● What to work on
Write the entries below out again exactly; any picture in them stays out.

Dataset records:
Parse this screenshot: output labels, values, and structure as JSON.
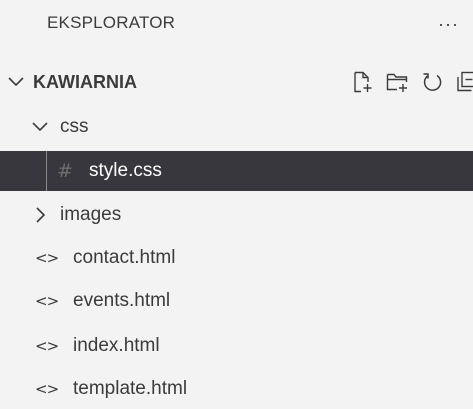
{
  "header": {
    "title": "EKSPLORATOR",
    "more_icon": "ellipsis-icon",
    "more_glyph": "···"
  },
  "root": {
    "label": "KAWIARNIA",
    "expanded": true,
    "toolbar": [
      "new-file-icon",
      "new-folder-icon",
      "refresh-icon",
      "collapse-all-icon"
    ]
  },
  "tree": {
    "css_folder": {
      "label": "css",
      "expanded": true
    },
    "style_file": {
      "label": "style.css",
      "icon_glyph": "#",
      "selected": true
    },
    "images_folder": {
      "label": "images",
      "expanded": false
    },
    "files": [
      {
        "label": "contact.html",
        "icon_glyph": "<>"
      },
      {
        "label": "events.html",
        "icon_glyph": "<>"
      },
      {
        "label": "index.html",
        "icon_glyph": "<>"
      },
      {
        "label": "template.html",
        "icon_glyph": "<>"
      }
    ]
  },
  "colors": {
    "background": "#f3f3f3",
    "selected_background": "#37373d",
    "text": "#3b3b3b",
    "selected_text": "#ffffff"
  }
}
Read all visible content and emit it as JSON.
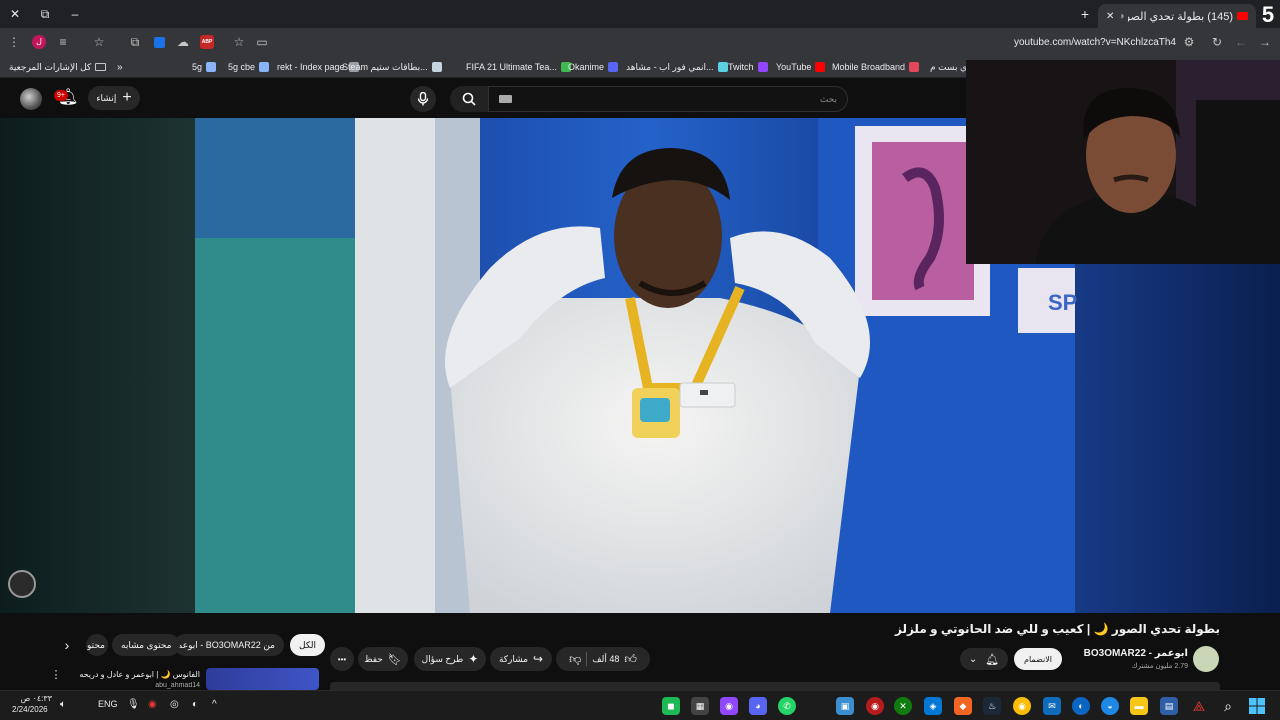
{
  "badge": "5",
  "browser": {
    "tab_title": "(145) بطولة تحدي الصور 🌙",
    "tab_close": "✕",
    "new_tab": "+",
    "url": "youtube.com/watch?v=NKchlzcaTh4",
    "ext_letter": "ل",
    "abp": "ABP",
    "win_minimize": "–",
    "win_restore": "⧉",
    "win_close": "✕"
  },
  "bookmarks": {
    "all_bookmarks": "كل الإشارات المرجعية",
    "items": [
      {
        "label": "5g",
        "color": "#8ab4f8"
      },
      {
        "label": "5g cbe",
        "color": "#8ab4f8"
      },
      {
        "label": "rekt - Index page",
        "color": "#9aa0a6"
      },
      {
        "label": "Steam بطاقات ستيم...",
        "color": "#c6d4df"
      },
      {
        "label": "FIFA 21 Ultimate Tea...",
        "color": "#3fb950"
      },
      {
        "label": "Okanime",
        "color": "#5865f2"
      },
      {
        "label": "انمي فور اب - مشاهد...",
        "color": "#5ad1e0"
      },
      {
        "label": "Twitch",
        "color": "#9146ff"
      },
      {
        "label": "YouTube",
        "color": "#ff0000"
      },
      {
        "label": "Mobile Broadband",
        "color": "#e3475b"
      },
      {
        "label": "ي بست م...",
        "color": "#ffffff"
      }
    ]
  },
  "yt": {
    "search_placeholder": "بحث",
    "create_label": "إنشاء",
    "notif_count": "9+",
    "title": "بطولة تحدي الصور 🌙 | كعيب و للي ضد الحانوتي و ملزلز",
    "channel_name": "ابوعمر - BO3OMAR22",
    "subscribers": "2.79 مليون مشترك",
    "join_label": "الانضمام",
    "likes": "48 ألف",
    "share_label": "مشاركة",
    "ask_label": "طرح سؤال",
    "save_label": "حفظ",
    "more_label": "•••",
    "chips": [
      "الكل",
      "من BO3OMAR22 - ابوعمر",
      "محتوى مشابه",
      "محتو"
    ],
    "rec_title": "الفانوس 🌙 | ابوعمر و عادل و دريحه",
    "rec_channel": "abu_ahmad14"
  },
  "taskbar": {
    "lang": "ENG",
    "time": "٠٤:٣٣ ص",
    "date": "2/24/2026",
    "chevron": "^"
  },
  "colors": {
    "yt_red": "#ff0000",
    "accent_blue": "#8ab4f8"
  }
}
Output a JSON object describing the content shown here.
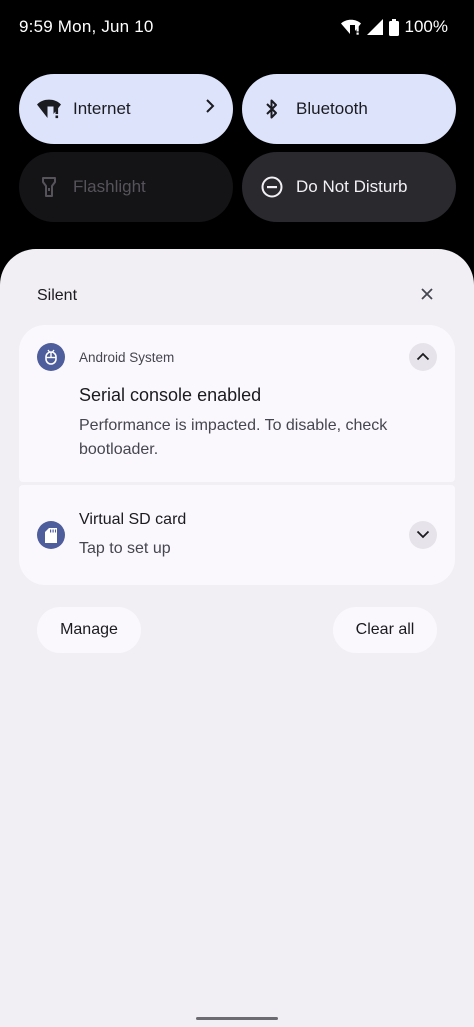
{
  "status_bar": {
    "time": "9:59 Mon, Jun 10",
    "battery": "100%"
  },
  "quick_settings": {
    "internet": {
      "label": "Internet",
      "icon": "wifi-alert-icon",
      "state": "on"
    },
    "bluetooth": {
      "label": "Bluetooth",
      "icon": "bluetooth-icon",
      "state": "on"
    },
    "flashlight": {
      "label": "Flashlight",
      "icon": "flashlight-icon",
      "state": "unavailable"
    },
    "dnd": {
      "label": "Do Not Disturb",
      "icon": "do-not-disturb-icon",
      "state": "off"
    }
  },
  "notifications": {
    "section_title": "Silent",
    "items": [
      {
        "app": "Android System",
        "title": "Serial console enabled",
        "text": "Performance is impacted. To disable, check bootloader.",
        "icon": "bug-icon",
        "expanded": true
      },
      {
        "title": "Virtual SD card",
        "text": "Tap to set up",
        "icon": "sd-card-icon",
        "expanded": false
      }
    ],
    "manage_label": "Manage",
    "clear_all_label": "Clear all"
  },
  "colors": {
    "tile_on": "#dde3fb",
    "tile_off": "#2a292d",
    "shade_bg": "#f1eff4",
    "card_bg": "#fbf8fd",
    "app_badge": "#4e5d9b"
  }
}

● Written answer
Parse this screenshot: output labels, values, and structure as JSON.
{
  "header": {
    "title": "EKSPLORATOR",
    "more_icon": "ellipsis-icon",
    "more_glyph": "···"
  },
  "root": {
    "label": "KAWIARNIA",
    "expanded": true,
    "toolbar": [
      "new-file-icon",
      "new-folder-icon",
      "refresh-icon",
      "collapse-all-icon"
    ]
  },
  "tree": {
    "css_folder": {
      "label": "css",
      "expanded": true
    },
    "style_file": {
      "label": "style.css",
      "icon_glyph": "#",
      "selected": true
    },
    "images_folder": {
      "label": "images",
      "expanded": false
    },
    "files": [
      {
        "label": "contact.html",
        "icon_glyph": "<>"
      },
      {
        "label": "events.html",
        "icon_glyph": "<>"
      },
      {
        "label": "index.html",
        "icon_glyph": "<>"
      },
      {
        "label": "template.html",
        "icon_glyph": "<>"
      }
    ]
  },
  "colors": {
    "background": "#f3f3f3",
    "selected_background": "#37373d",
    "text": "#3b3b3b",
    "selected_text": "#ffffff"
  }
}
Read all visible content and emit it as JSON.
{
  "badge": "5",
  "browser": {
    "tab_title": "(145) بطولة تحدي الصور 🌙",
    "tab_close": "✕",
    "new_tab": "+",
    "url": "youtube.com/watch?v=NKchlzcaTh4",
    "ext_letter": "ل",
    "abp": "ABP",
    "win_minimize": "–",
    "win_restore": "⧉",
    "win_close": "✕"
  },
  "bookmarks": {
    "all_bookmarks": "كل الإشارات المرجعية",
    "items": [
      {
        "label": "5g",
        "color": "#8ab4f8"
      },
      {
        "label": "5g cbe",
        "color": "#8ab4f8"
      },
      {
        "label": "rekt - Index page",
        "color": "#9aa0a6"
      },
      {
        "label": "Steam بطاقات ستيم...",
        "color": "#c6d4df"
      },
      {
        "label": "FIFA 21 Ultimate Tea...",
        "color": "#3fb950"
      },
      {
        "label": "Okanime",
        "color": "#5865f2"
      },
      {
        "label": "انمي فور اب - مشاهد...",
        "color": "#5ad1e0"
      },
      {
        "label": "Twitch",
        "color": "#9146ff"
      },
      {
        "label": "YouTube",
        "color": "#ff0000"
      },
      {
        "label": "Mobile Broadband",
        "color": "#e3475b"
      },
      {
        "label": "ي بست م...",
        "color": "#ffffff"
      }
    ]
  },
  "yt": {
    "search_placeholder": "بحث",
    "create_label": "إنشاء",
    "notif_count": "9+",
    "title": "بطولة تحدي الصور 🌙 | كعيب و للي ضد الحانوتي و ملزلز",
    "channel_name": "ابوعمر - BO3OMAR22",
    "subscribers": "2.79 مليون مشترك",
    "join_label": "الانضمام",
    "likes": "48 ألف",
    "share_label": "مشاركة",
    "ask_label": "طرح سؤال",
    "save_label": "حفظ",
    "more_label": "•••",
    "chips": [
      "الكل",
      "من BO3OMAR22 - ابوعمر",
      "محتوى مشابه",
      "محتو"
    ],
    "rec_title": "الفانوس 🌙 | ابوعمر و عادل و دريحه",
    "rec_channel": "abu_ahmad14"
  },
  "taskbar": {
    "lang": "ENG",
    "time": "٠٤:٣٣ ص",
    "date": "2/24/2026",
    "chevron": "^"
  },
  "colors": {
    "yt_red": "#ff0000",
    "accent_blue": "#8ab4f8"
  }
}
Output a JSON object describing the content shown here.
{
  "status_bar": {
    "time": "9:59 Mon, Jun 10",
    "battery": "100%"
  },
  "quick_settings": {
    "internet": {
      "label": "Internet",
      "icon": "wifi-alert-icon",
      "state": "on"
    },
    "bluetooth": {
      "label": "Bluetooth",
      "icon": "bluetooth-icon",
      "state": "on"
    },
    "flashlight": {
      "label": "Flashlight",
      "icon": "flashlight-icon",
      "state": "unavailable"
    },
    "dnd": {
      "label": "Do Not Disturb",
      "icon": "do-not-disturb-icon",
      "state": "off"
    }
  },
  "notifications": {
    "section_title": "Silent",
    "items": [
      {
        "app": "Android System",
        "title": "Serial console enabled",
        "text": "Performance is impacted. To disable, check bootloader.",
        "icon": "bug-icon",
        "expanded": true
      },
      {
        "title": "Virtual SD card",
        "text": "Tap to set up",
        "icon": "sd-card-icon",
        "expanded": false
      }
    ],
    "manage_label": "Manage",
    "clear_all_label": "Clear all"
  },
  "colors": {
    "tile_on": "#dde3fb",
    "tile_off": "#2a292d",
    "shade_bg": "#f1eff4",
    "card_bg": "#fbf8fd",
    "app_badge": "#4e5d9b"
  }
}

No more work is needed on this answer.